'''
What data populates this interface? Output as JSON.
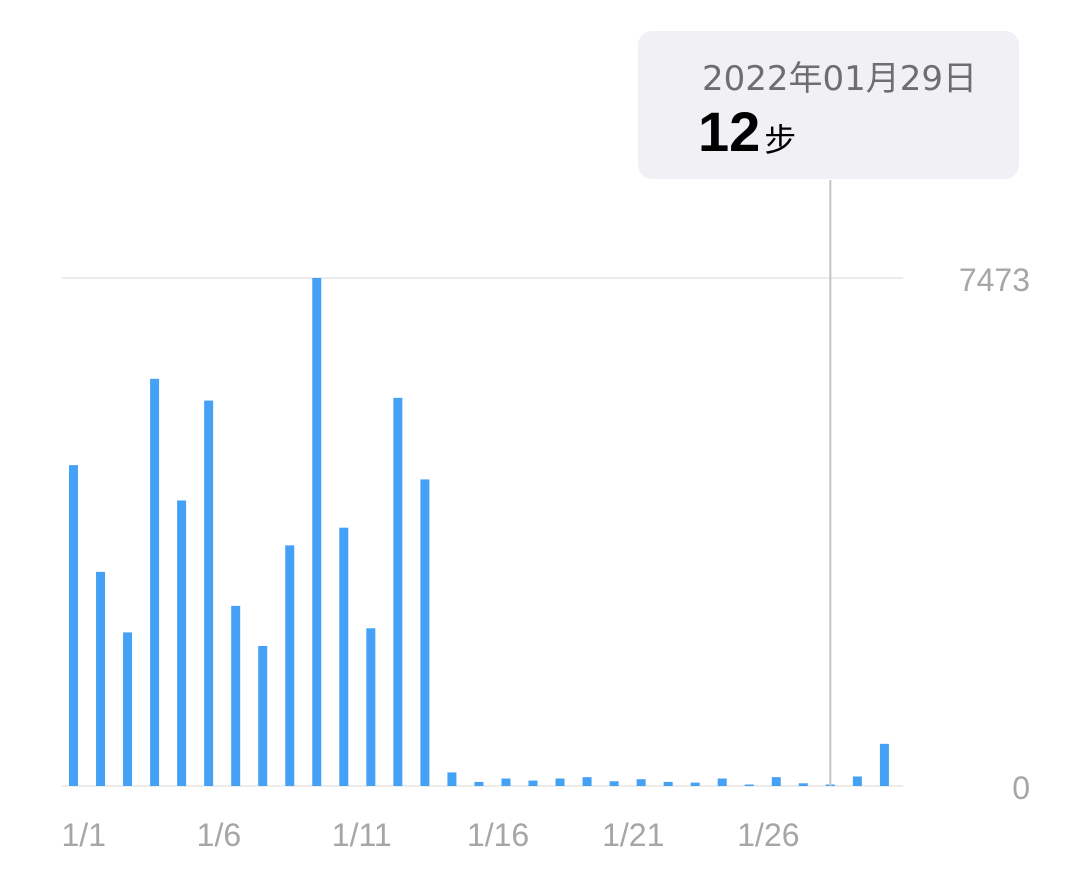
{
  "tooltip": {
    "date": "2022年01月29日",
    "value": "12",
    "unit": "步"
  },
  "chart_data": {
    "type": "bar",
    "title": "",
    "xlabel": "",
    "ylabel": "",
    "categories": [
      "1/1",
      "1/2",
      "1/3",
      "1/4",
      "1/5",
      "1/6",
      "1/7",
      "1/8",
      "1/9",
      "1/10",
      "1/11",
      "1/12",
      "1/13",
      "1/14",
      "1/15",
      "1/16",
      "1/17",
      "1/18",
      "1/19",
      "1/20",
      "1/21",
      "1/22",
      "1/23",
      "1/24",
      "1/25",
      "1/26",
      "1/27",
      "1/28",
      "1/29",
      "1/30",
      "1/31"
    ],
    "x_tick_labels": [
      "1/1",
      "1/6",
      "1/11",
      "1/16",
      "1/21",
      "1/26"
    ],
    "x_tick_indices": [
      0,
      5,
      10,
      15,
      20,
      25
    ],
    "values": [
      4720,
      3150,
      2260,
      5990,
      4200,
      5670,
      2650,
      2060,
      3540,
      7473,
      3800,
      2320,
      5710,
      4510,
      200,
      60,
      110,
      80,
      110,
      130,
      70,
      100,
      60,
      50,
      110,
      20,
      130,
      40,
      12,
      140,
      620
    ],
    "y_ticks": [
      0,
      7473
    ],
    "ylim": [
      0,
      7473
    ],
    "selected_index": 28,
    "grid": true,
    "bar_color": "#45a1f5"
  }
}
'''
Copy the records above exactly, leaving out every picture.

What data populates this interface? Output as JSON.
{
  "tooltip": {
    "date": "2022年01月29日",
    "value": "12",
    "unit": "步"
  },
  "chart_data": {
    "type": "bar",
    "title": "",
    "xlabel": "",
    "ylabel": "",
    "categories": [
      "1/1",
      "1/2",
      "1/3",
      "1/4",
      "1/5",
      "1/6",
      "1/7",
      "1/8",
      "1/9",
      "1/10",
      "1/11",
      "1/12",
      "1/13",
      "1/14",
      "1/15",
      "1/16",
      "1/17",
      "1/18",
      "1/19",
      "1/20",
      "1/21",
      "1/22",
      "1/23",
      "1/24",
      "1/25",
      "1/26",
      "1/27",
      "1/28",
      "1/29",
      "1/30",
      "1/31"
    ],
    "x_tick_labels": [
      "1/1",
      "1/6",
      "1/11",
      "1/16",
      "1/21",
      "1/26"
    ],
    "x_tick_indices": [
      0,
      5,
      10,
      15,
      20,
      25
    ],
    "values": [
      4720,
      3150,
      2260,
      5990,
      4200,
      5670,
      2650,
      2060,
      3540,
      7473,
      3800,
      2320,
      5710,
      4510,
      200,
      60,
      110,
      80,
      110,
      130,
      70,
      100,
      60,
      50,
      110,
      20,
      130,
      40,
      12,
      140,
      620
    ],
    "y_ticks": [
      0,
      7473
    ],
    "ylim": [
      0,
      7473
    ],
    "selected_index": 28,
    "grid": true,
    "bar_color": "#45a1f5"
  }
}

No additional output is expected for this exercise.